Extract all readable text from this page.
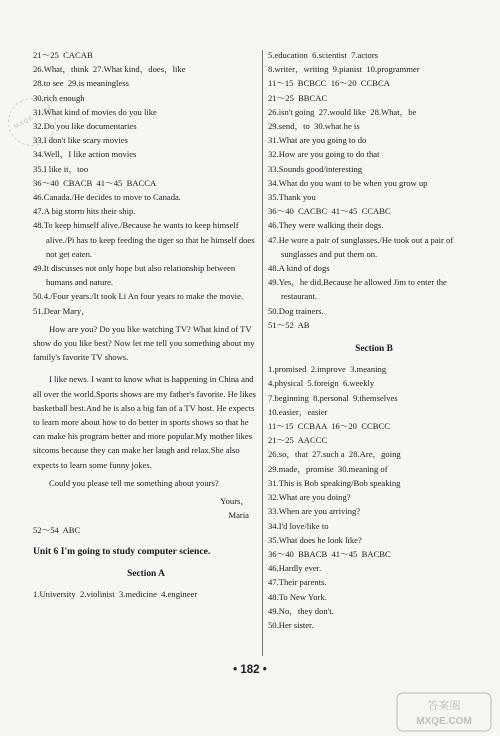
MXQE.COM
21～25  CACAB
26.What，think  27.What kind，does，like
28.to see  29.is meaningless
30.rich enough
31.What kind of movies do you like
32.Do you like documentaries
33.I don't like scary movies
34.Well，I like action movies
35.I like it，too
36～40  CBACB  41～45  BACCA
46.Canada./He decides to move to Canada.
47.A big storm hits their ship.
48.To keep himself alive./Because he wants to keep himself alive./Pi has to keep feeding the tiger so that he himself does not get eaten.
49.It discusses not only hope but also relationship between humans and nature.
50.4./Four years./It took Li An four years to make the movie.
51.Dear Mary，
How are you? Do you like watching TV? What kind of TV show do you like best? Now let me tell you something about my family's favorite TV shows.
I like news. I want to know what is happening in China and all over the world.Sports shows are my father's favorite. He likes basketball best.And he is also a big fan of a TV host. He expects to learn more about how to do better in sports shows so that he can make his program better and more popular.My mother likes sitcoms because they can make her laugh and relax.She also expects to learn some funny jokes.
Could you please tell me something about yours?
Yours，
Maria
52～54  ABC
Unit 6 I'm going to study computer science.
Section A
1.University  2.violinist  3.medicine  4.engineer
5.education  6.scientist  7.actors
8.writer，writing  9.pianist  10.programmer
11～15  BCBCC  16～20  CCBCA
21～25  BBCAC
26.isn't going  27.would like  28.What，be
29.send，to  30.what he is
31.What are you going to do
32.How are you going to do that
33.Sounds good/interesting
34.What do you want to be when you grow up
35.Thank you
36～40  CACBC  41～45  CCABC
46.They were walking their dogs.
47.He wore a pair of sunglasses./He took out a pair of sunglasses and put them on.
48.A kind of dogs
49.Yes，he did.Because he allowed Jim to enter the restaurant.
50.Dog trainers.
51～52  AB
Section B
1.promised  2.improve  3.meaning
4.physical  5.foreign  6.weekly
7.beginning  8.personal  9.themselves
10.easier，easier
11～15  CCBAA  16～20  CCBCC
21～25  AACCC
26.so，that  27.such a  28.Are，going
29.made，promise  30.meaning of
31.This is Bob speaking/Bob speaking
32.What are you doing?
33.When are you arriving?
34.I'd love/like to
35.What does he look like?
36～40  BBACB  41～45  BACBC
46.Hardly ever.
47.Their parents.
48.To New York.
49.No，they don't.
50.Her sister.
• 182 •
答案圈
MXQE.COM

--------------------

**EXERCISE DIRECTIONS:** Omit each picture, then return all of the listing exactly as it stands.

**THE COMPLETED TASK:**
Extract all readable text from this page.
MXQE.COM
21～25  CACAB
26.What，think  27.What kind，does，like
28.to see  29.is meaningless
30.rich enough
31.What kind of movies do you like
32.Do you like documentaries
33.I don't like scary movies
34.Well，I like action movies
35.I like it，too
36～40  CBACB  41～45  BACCA
46.Canada./He decides to move to Canada.
47.A big storm hits their ship.
48.To keep himself alive./Because he wants to keep himself alive./Pi has to keep feeding the tiger so that he himself does not get eaten.
49.It discusses not only hope but also relationship between humans and nature.
50.4./Four years./It took Li An four years to make the movie.
51.Dear Mary，
How are you? Do you like watching TV? What kind of TV show do you like best? Now let me tell you something about my family's favorite TV shows.
I like news. I want to know what is happening in China and all over the world.Sports shows are my father's favorite. He likes basketball best.And he is also a big fan of a TV host. He expects to learn more about how to do better in sports shows so that he can make his program better and more popular.My mother likes sitcoms because they can make her laugh and relax.She also expects to learn some funny jokes.
Could you please tell me something about yours?
Yours，
Maria
52～54  ABC
Unit 6 I'm going to study computer science.
Section A
1.University  2.violinist  3.medicine  4.engineer
5.education  6.scientist  7.actors
8.writer，writing  9.pianist  10.programmer
11～15  BCBCC  16～20  CCBCA
21～25  BBCAC
26.isn't going  27.would like  28.What，be
29.send，to  30.what he is
31.What are you going to do
32.How are you going to do that
33.Sounds good/interesting
34.What do you want to be when you grow up
35.Thank you
36～40  CACBC  41～45  CCABC
46.They were walking their dogs.
47.He wore a pair of sunglasses./He took out a pair of sunglasses and put them on.
48.A kind of dogs
49.Yes，he did.Because he allowed Jim to enter the restaurant.
50.Dog trainers.
51～52  AB
Section B
1.promised  2.improve  3.meaning
4.physical  5.foreign  6.weekly
7.beginning  8.personal  9.themselves
10.easier，easier
11～15  CCBAA  16～20  CCBCC
21～25  AACCC
26.so，that  27.such a  28.Are，going
29.made，promise  30.meaning of
31.This is Bob speaking/Bob speaking
32.What are you doing?
33.When are you arriving?
34.I'd love/like to
35.What does he look like?
36～40  BBACB  41～45  BACBC
46.Hardly ever.
47.Their parents.
48.To New York.
49.No，they don't.
50.Her sister.
• 182 •
答案圈
MXQE.COM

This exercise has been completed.